Data items:
— begin —

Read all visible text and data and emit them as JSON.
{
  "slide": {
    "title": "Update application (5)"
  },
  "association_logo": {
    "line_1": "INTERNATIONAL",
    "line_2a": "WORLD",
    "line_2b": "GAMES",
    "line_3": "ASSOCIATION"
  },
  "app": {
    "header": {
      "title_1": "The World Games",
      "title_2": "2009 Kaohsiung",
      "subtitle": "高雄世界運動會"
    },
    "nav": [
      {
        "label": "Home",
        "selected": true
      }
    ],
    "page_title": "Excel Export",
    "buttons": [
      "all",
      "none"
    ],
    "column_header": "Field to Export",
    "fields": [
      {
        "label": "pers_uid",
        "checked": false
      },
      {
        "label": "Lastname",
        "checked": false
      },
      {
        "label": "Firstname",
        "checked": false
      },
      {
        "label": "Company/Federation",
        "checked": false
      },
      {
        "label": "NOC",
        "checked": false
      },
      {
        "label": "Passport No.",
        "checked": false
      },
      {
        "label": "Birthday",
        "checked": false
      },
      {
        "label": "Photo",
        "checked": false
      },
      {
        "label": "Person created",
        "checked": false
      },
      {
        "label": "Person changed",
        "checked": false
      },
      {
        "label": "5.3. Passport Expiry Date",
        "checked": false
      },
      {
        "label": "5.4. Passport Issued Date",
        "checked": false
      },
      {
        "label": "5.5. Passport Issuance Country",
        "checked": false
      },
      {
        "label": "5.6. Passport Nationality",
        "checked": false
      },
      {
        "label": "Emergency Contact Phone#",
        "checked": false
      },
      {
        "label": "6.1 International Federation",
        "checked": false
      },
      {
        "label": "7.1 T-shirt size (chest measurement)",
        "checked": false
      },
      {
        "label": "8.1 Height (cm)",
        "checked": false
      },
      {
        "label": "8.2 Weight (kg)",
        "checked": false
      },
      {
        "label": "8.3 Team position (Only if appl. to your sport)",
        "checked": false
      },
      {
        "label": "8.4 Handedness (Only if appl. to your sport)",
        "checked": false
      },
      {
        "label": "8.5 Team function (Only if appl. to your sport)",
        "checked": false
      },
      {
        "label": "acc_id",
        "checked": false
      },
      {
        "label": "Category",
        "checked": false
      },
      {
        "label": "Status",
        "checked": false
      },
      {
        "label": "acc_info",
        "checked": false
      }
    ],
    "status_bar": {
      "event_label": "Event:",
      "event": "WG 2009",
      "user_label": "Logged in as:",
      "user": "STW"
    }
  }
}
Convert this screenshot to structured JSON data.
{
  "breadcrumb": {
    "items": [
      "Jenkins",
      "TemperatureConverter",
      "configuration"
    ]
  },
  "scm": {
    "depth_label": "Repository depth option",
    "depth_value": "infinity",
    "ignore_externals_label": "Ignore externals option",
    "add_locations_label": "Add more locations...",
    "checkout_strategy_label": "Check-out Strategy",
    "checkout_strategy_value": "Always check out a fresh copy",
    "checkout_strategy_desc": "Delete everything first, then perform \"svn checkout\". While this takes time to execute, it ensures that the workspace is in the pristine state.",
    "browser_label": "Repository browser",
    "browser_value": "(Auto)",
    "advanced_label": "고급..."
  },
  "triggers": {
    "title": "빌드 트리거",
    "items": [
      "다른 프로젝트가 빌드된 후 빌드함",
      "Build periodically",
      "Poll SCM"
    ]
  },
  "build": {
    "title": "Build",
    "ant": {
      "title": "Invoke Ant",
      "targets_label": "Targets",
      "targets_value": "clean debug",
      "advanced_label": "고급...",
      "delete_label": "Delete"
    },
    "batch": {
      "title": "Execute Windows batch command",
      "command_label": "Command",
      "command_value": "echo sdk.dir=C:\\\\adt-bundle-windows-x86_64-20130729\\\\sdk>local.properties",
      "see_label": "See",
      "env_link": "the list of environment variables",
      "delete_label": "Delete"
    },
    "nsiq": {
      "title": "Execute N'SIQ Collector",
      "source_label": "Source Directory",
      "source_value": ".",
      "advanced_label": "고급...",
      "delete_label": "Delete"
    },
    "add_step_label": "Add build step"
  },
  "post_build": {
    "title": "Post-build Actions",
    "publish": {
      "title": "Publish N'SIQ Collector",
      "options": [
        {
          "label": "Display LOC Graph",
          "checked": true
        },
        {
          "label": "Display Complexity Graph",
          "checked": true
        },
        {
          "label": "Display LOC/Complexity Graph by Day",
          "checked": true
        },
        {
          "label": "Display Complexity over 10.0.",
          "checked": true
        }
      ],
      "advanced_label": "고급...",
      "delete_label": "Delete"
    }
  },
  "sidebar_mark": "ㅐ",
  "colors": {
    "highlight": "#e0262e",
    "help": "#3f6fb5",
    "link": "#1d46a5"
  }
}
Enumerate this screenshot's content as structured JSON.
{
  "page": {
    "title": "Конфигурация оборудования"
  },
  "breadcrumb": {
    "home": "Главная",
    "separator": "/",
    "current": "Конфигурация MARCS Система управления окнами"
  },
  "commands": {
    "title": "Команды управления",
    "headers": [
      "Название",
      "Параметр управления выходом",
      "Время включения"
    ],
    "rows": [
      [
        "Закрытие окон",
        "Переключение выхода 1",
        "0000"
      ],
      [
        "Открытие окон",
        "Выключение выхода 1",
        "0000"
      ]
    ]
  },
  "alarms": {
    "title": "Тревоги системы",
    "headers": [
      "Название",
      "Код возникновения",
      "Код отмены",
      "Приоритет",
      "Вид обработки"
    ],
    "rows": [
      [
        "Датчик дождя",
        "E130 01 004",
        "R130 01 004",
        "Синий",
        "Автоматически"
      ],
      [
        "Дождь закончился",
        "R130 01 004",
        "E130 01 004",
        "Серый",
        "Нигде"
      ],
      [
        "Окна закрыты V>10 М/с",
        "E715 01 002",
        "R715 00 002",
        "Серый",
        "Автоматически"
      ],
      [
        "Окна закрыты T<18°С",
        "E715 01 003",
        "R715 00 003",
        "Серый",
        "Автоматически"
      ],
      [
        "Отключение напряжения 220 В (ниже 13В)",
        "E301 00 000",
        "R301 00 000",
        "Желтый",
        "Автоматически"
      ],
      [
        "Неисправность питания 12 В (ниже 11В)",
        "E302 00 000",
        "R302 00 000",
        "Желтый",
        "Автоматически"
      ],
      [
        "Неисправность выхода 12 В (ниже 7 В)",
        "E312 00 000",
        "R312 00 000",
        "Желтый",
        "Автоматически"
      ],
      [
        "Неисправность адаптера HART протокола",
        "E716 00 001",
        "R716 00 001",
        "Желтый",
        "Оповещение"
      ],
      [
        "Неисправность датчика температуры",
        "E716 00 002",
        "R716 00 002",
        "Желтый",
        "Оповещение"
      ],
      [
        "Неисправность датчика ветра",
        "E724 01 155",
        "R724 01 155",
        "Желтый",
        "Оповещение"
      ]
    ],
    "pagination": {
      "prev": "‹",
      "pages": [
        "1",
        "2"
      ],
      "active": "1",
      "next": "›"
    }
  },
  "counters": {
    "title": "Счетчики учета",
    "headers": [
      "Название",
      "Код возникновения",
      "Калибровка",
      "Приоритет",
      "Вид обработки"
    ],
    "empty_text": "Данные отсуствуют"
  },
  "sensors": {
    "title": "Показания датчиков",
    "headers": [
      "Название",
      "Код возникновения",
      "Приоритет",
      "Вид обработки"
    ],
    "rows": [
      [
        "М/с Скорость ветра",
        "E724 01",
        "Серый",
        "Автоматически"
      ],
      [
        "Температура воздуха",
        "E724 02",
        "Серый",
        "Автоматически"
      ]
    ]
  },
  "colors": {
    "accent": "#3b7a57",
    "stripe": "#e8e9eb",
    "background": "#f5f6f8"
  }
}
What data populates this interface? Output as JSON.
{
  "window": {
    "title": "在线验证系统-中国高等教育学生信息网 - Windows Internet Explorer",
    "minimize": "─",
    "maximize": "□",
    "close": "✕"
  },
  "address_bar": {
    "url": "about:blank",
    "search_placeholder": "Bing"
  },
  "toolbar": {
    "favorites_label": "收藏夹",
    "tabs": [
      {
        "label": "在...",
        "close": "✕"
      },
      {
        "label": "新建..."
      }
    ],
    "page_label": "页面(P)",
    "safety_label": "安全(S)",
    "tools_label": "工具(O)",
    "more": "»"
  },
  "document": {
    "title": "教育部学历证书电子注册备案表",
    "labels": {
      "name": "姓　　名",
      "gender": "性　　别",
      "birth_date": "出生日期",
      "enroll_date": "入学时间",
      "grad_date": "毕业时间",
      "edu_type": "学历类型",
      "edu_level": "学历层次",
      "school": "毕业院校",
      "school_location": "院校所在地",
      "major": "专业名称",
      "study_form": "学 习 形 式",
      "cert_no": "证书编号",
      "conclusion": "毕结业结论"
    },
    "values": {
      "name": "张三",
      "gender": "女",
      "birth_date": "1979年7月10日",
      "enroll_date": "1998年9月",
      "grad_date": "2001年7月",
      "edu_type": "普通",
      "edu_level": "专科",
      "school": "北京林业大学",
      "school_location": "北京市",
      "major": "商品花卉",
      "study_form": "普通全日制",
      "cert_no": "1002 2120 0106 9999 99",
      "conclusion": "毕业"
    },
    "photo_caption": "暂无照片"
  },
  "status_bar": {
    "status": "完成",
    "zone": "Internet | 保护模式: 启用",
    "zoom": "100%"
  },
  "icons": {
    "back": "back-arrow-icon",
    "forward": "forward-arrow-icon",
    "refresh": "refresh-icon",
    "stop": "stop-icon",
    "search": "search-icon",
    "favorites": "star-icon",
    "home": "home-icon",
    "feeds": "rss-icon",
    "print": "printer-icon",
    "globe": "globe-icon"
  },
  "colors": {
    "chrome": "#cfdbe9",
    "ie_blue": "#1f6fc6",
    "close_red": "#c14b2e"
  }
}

— end —

Problem description:
Search the listing for the string "Passport". Copy each line where it turns up.

Task result:
        "label": "Passport No.",
        "label": "5.3. Passport Expiry Date",
        "label": "5.4. Passport Issued Date",
        "label": "5.5. Passport Issuance Country",
        "label": "5.6. Passport Nationality",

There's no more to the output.